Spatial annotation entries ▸
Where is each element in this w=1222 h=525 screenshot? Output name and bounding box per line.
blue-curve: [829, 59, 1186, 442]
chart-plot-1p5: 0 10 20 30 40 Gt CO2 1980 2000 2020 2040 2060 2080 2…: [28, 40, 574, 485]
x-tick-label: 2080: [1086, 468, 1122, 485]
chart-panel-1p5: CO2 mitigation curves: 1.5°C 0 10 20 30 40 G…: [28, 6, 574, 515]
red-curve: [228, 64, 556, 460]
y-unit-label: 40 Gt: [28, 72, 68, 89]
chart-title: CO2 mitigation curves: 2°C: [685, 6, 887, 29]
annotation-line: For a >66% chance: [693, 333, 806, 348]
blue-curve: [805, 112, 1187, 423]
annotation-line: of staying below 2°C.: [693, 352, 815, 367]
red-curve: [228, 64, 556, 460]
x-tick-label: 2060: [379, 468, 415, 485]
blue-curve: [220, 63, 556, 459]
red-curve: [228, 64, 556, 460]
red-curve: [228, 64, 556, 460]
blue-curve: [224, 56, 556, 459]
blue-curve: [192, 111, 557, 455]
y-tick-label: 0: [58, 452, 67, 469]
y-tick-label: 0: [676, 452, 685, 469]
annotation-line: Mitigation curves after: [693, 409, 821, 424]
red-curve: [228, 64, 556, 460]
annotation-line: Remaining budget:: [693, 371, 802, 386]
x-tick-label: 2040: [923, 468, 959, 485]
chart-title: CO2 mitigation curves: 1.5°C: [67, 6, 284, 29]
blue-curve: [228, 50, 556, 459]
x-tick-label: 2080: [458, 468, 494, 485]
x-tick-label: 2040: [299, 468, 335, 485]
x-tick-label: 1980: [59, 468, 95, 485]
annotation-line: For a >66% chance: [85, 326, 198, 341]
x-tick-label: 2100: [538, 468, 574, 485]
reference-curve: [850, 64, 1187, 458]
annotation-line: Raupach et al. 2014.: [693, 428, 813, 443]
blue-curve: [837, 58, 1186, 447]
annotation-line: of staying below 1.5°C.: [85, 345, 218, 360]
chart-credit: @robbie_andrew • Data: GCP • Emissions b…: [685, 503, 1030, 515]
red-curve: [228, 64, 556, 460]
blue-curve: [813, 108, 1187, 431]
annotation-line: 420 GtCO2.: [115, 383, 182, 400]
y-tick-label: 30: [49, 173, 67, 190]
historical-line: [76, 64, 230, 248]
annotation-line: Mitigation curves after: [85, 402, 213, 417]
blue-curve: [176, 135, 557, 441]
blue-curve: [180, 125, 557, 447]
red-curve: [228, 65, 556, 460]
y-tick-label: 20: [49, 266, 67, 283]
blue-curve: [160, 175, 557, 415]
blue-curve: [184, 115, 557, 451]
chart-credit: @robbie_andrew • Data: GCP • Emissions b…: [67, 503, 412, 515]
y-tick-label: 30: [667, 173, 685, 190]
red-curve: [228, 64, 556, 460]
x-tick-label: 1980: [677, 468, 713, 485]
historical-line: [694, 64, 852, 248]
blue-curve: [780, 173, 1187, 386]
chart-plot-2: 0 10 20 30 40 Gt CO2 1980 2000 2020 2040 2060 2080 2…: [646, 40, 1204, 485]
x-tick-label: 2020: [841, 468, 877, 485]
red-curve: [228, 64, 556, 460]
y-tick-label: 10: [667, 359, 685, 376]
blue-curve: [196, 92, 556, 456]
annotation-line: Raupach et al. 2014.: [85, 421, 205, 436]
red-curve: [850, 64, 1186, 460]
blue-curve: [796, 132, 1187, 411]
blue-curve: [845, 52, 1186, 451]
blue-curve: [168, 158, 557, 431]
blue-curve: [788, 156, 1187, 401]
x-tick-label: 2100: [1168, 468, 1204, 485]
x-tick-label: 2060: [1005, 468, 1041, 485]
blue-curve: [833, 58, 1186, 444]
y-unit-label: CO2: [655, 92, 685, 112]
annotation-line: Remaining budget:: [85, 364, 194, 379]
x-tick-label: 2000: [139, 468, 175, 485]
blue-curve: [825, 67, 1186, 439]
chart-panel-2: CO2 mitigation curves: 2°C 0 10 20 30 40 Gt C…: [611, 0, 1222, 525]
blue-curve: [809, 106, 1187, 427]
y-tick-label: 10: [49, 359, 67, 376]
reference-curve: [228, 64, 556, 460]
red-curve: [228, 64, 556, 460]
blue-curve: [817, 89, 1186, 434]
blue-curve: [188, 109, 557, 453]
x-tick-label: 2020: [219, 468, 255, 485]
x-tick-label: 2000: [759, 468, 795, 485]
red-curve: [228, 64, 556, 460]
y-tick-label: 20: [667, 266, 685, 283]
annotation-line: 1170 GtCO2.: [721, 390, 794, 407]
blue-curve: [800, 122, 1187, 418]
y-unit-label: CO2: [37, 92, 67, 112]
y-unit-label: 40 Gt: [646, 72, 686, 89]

WORK INSTRUCTIONS ▸
Reproduce the entries from the start through the line containing "x-tick-label: 2080: [458, 468, 494, 485]", replacing every "red-curve" with "orange-curve" and leaving everything else unchanged. Output only those lines.

FINISHED ANSWER ▸
Where is each element in this w=1222 h=525 screenshot? Output name and bounding box per line.
blue-curve: [829, 59, 1186, 442]
chart-plot-1p5: 0 10 20 30 40 Gt CO2 1980 2000 2020 2040 2060 2080 2…: [28, 40, 574, 485]
x-tick-label: 2080: [1086, 468, 1122, 485]
chart-panel-1p5: CO2 mitigation curves: 1.5°C 0 10 20 30 40 G…: [28, 6, 574, 515]
orange-curve: [228, 64, 556, 460]
y-unit-label: 40 Gt: [28, 72, 68, 89]
chart-title: CO2 mitigation curves: 2°C: [685, 6, 887, 29]
annotation-line: For a >66% chance: [693, 333, 806, 348]
blue-curve: [805, 112, 1187, 423]
annotation-line: of staying below 2°C.: [693, 352, 815, 367]
orange-curve: [228, 64, 556, 460]
x-tick-label: 2060: [379, 468, 415, 485]
blue-curve: [220, 63, 556, 459]
orange-curve: [228, 64, 556, 460]
orange-curve: [228, 64, 556, 460]
blue-curve: [224, 56, 556, 459]
blue-curve: [192, 111, 557, 455]
y-tick-label: 0: [58, 452, 67, 469]
y-tick-label: 0: [676, 452, 685, 469]
annotation-line: Mitigation curves after: [693, 409, 821, 424]
orange-curve: [228, 64, 556, 460]
annotation-line: Remaining budget:: [693, 371, 802, 386]
x-tick-label: 2040: [923, 468, 959, 485]
chart-title: CO2 mitigation curves: 1.5°C: [67, 6, 284, 29]
blue-curve: [228, 50, 556, 459]
x-tick-label: 2080: [458, 468, 494, 485]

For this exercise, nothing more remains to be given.